(Listed entries)
|---|

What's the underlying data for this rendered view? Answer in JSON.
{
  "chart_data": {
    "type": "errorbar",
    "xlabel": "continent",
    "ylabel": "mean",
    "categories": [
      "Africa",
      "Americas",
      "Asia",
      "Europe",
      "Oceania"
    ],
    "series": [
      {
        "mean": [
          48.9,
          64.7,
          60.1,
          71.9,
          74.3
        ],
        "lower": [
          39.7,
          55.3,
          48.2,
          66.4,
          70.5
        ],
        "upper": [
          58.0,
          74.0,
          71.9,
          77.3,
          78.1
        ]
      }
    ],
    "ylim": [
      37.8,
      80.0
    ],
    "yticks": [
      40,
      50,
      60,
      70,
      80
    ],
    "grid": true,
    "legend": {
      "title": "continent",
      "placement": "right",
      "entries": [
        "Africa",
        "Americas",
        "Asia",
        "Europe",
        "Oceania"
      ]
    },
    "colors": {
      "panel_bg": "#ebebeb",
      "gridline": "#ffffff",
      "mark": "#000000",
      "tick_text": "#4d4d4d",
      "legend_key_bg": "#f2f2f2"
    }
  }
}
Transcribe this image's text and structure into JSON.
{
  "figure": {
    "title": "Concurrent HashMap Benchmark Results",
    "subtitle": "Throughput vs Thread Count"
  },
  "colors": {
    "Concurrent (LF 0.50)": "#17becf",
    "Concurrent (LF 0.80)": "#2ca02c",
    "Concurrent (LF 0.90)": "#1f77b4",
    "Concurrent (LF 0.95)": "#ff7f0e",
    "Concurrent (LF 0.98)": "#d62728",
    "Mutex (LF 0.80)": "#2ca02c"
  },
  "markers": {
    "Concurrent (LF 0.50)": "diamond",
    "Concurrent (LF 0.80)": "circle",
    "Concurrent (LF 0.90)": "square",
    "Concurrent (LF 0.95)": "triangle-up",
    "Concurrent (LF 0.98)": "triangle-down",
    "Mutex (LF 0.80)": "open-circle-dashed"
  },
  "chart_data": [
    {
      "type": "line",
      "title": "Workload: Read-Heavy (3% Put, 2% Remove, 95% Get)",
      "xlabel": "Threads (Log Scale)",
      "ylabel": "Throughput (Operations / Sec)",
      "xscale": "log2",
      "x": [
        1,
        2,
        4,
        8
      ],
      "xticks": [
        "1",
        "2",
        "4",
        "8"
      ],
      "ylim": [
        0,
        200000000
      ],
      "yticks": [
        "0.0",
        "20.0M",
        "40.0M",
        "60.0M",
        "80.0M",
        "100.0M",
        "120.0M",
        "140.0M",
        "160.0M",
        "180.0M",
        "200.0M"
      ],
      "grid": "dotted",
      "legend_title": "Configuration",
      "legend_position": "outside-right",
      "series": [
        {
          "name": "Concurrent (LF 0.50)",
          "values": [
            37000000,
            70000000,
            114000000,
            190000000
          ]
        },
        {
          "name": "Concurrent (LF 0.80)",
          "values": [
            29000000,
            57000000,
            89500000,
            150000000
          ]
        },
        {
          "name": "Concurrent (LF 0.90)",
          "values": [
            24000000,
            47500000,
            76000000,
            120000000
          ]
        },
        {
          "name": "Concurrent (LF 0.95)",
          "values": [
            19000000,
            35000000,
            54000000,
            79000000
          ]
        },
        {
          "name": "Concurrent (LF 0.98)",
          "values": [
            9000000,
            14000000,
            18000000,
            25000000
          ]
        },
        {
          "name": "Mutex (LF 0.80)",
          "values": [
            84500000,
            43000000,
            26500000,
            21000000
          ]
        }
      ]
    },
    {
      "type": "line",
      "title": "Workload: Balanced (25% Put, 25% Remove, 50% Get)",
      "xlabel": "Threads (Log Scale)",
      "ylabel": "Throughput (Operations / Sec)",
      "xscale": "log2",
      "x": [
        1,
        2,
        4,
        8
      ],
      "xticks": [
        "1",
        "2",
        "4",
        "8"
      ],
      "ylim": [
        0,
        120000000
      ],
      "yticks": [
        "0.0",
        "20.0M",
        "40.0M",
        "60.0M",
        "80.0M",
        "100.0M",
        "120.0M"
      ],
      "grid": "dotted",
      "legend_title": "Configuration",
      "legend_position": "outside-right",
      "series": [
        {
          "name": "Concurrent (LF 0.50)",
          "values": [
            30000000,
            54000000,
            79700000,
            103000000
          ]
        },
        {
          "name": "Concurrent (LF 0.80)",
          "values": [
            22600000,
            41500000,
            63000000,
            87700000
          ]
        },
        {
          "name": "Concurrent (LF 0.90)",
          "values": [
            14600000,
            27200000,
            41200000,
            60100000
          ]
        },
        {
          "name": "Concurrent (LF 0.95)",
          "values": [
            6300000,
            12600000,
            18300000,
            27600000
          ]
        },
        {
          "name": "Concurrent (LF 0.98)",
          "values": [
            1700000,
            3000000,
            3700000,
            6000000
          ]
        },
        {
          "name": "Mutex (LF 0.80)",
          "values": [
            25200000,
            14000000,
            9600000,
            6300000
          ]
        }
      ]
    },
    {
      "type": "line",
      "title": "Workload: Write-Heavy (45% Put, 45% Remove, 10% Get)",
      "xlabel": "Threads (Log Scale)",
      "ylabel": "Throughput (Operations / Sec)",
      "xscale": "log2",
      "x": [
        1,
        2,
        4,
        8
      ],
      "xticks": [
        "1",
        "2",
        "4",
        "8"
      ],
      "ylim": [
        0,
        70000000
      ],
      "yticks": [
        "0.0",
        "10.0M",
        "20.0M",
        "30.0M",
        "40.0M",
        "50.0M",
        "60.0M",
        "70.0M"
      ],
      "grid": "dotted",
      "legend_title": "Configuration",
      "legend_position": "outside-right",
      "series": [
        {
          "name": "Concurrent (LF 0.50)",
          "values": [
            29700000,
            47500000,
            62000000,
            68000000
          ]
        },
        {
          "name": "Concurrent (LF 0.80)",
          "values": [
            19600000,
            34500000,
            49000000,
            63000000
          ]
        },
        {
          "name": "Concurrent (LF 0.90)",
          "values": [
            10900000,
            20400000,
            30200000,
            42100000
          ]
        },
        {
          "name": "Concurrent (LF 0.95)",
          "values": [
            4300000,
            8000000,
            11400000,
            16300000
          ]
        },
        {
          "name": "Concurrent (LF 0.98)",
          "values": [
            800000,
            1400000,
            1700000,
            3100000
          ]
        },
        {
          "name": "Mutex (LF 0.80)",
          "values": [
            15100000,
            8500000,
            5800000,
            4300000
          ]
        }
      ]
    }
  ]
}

|---|

(What the task requires)
How many of the lines above include the string "triangle"? Reply with the number by itself.

(Response to the exercise)
2